**Task prompt:** Set down the material once more, exactly as it appears.
╭─ Data provided
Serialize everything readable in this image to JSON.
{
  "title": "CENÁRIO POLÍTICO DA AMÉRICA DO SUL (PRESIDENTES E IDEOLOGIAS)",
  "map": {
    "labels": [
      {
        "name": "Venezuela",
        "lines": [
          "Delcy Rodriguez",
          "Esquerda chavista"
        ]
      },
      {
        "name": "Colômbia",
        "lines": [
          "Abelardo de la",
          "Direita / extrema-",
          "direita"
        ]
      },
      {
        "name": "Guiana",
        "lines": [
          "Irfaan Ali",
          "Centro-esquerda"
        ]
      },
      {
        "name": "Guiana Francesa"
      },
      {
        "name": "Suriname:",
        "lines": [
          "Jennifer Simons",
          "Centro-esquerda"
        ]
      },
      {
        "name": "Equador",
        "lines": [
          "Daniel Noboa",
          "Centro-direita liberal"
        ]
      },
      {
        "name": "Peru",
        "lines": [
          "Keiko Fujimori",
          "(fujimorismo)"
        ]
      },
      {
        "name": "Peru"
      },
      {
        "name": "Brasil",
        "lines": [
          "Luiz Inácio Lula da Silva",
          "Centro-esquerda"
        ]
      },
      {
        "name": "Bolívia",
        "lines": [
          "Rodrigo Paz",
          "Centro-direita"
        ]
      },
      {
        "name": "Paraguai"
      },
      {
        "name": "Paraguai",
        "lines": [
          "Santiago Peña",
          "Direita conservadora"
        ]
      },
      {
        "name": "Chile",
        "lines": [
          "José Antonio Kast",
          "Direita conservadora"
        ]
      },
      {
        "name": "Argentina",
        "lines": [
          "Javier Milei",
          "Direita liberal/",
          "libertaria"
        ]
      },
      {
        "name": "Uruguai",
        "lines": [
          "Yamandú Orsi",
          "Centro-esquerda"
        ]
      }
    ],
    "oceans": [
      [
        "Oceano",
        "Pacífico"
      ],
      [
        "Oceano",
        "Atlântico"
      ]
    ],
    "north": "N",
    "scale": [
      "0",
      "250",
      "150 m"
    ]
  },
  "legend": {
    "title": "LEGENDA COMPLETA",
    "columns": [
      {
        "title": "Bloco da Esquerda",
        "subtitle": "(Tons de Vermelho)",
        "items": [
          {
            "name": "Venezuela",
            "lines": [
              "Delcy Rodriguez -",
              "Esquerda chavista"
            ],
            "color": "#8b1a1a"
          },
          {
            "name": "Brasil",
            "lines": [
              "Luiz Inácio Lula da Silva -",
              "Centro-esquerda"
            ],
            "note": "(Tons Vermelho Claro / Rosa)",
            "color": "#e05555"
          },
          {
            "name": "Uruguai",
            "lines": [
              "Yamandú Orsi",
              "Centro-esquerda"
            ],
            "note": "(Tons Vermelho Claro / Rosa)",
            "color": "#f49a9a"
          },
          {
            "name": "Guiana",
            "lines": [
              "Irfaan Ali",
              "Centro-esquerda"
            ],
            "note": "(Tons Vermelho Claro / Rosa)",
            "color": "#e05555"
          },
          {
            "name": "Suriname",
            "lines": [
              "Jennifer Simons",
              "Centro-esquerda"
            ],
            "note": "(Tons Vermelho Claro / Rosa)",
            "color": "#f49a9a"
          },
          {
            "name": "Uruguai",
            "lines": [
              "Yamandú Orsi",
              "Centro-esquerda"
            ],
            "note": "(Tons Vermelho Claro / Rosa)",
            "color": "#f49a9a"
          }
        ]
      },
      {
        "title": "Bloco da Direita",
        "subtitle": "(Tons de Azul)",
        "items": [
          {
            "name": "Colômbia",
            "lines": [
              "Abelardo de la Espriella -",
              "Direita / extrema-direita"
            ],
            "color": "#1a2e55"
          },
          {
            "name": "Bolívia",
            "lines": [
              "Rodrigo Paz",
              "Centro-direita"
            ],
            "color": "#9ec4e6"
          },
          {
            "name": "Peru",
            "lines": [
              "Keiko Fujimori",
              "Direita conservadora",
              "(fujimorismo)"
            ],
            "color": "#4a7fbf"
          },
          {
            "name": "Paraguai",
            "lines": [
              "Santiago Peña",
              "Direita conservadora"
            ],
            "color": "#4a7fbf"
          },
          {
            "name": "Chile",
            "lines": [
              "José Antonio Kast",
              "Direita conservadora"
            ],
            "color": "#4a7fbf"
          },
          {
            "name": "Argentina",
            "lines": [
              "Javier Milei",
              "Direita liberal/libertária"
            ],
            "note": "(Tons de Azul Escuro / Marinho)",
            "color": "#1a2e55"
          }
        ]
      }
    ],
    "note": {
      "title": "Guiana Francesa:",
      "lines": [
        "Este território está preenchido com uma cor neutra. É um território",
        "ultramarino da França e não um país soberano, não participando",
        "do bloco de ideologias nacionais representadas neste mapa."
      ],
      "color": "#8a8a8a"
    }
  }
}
╰─
**Output for this task:**
Serialize everything readable in this image to JSON.
{
  "title": "CENÁRIO POLÍTICO DA AMÉRICA DO SUL (PRESIDENTES E IDEOLOGIAS)",
  "map": {
    "labels": [
      {
        "name": "Venezuela",
        "lines": [
          "Delcy Rodriguez",
          "Esquerda chavista"
        ]
      },
      {
        "name": "Colômbia",
        "lines": [
          "Abelardo de la",
          "Direita / extrema-",
          "direita"
        ]
      },
      {
        "name": "Guiana",
        "lines": [
          "Irfaan Ali",
          "Centro-esquerda"
        ]
      },
      {
        "name": "Guiana Francesa"
      },
      {
        "name": "Suriname:",
        "lines": [
          "Jennifer Simons",
          "Centro-esquerda"
        ]
      },
      {
        "name": "Equador",
        "lines": [
          "Daniel Noboa",
          "Centro-direita liberal"
        ]
      },
      {
        "name": "Peru",
        "lines": [
          "Keiko Fujimori",
          "(fujimorismo)"
        ]
      },
      {
        "name": "Peru"
      },
      {
        "name": "Brasil",
        "lines": [
          "Luiz Inácio Lula da Silva",
          "Centro-esquerda"
        ]
      },
      {
        "name": "Bolívia",
        "lines": [
          "Rodrigo Paz",
          "Centro-direita"
        ]
      },
      {
        "name": "Paraguai"
      },
      {
        "name": "Paraguai",
        "lines": [
          "Santiago Peña",
          "Direita conservadora"
        ]
      },
      {
        "name": "Chile",
        "lines": [
          "José Antonio Kast",
          "Direita conservadora"
        ]
      },
      {
        "name": "Argentina",
        "lines": [
          "Javier Milei",
          "Direita liberal/",
          "libertaria"
        ]
      },
      {
        "name": "Uruguai",
        "lines": [
          "Yamandú Orsi",
          "Centro-esquerda"
        ]
      }
    ],
    "oceans": [
      [
        "Oceano",
        "Pacífico"
      ],
      [
        "Oceano",
        "Atlântico"
      ]
    ],
    "north": "N",
    "scale": [
      "0",
      "250",
      "150 m"
    ]
  },
  "legend": {
    "title": "LEGENDA COMPLETA",
    "columns": [
      {
        "title": "Bloco da Esquerda",
        "subtitle": "(Tons de Vermelho)",
        "items": [
          {
            "name": "Venezuela",
            "lines": [
              "Delcy Rodriguez -",
              "Esquerda chavista"
            ],
            "color": "#8b1a1a"
          },
          {
            "name": "Brasil",
            "lines": [
              "Luiz Inácio Lula da Silva -",
              "Centro-esquerda"
            ],
            "note": "(Tons Vermelho Claro / Rosa)",
            "color": "#e05555"
          },
          {
            "name": "Uruguai",
            "lines": [
              "Yamandú Orsi",
              "Centro-esquerda"
            ],
            "note": "(Tons Vermelho Claro / Rosa)",
            "color": "#f49a9a"
          },
          {
            "name": "Guiana",
            "lines": [
              "Irfaan Ali",
              "Centro-esquerda"
            ],
            "note": "(Tons Vermelho Claro / Rosa)",
            "color": "#e05555"
          },
          {
            "name": "Suriname",
            "lines": [
              "Jennifer Simons",
              "Centro-esquerda"
            ],
            "note": "(Tons Vermelho Claro / Rosa)",
            "color": "#f49a9a"
          },
          {
            "name": "Uruguai",
            "lines": [
              "Yamandú Orsi",
              "Centro-esquerda"
            ],
            "note": "(Tons Vermelho Claro / Rosa)",
            "color": "#f49a9a"
          }
        ]
      },
      {
        "title": "Bloco da Direita",
        "subtitle": "(Tons de Azul)",
        "items": [
          {
            "name": "Colômbia",
            "lines": [
              "Abelardo de la Espriella -",
              "Direita / extrema-direita"
            ],
            "color": "#1a2e55"
          },
          {
            "name": "Bolívia",
            "lines": [
              "Rodrigo Paz",
              "Centro-direita"
            ],
            "color": "#9ec4e6"
          },
          {
            "name": "Peru",
            "lines": [
              "Keiko Fujimori",
              "Direita conservadora",
              "(fujimorismo)"
            ],
            "color": "#4a7fbf"
          },
          {
            "name": "Paraguai",
            "lines": [
              "Santiago Peña",
              "Direita conservadora"
            ],
            "color": "#4a7fbf"
          },
          {
            "name": "Chile",
            "lines": [
              "José Antonio Kast",
              "Direita conservadora"
            ],
            "color": "#4a7fbf"
          },
          {
            "name": "Argentina",
            "lines": [
              "Javier Milei",
              "Direita liberal/libertária"
            ],
            "note": "(Tons de Azul Escuro / Marinho)",
            "color": "#1a2e55"
          }
        ]
      }
    ],
    "note": {
      "title": "Guiana Francesa:",
      "lines": [
        "Este território está preenchido com uma cor neutra. É um território",
        "ultramarino da França e não um país soberano, não participando",
        "do bloco de ideologias nacionais representadas neste mapa."
      ],
      "color": "#8a8a8a"
    }
  }
}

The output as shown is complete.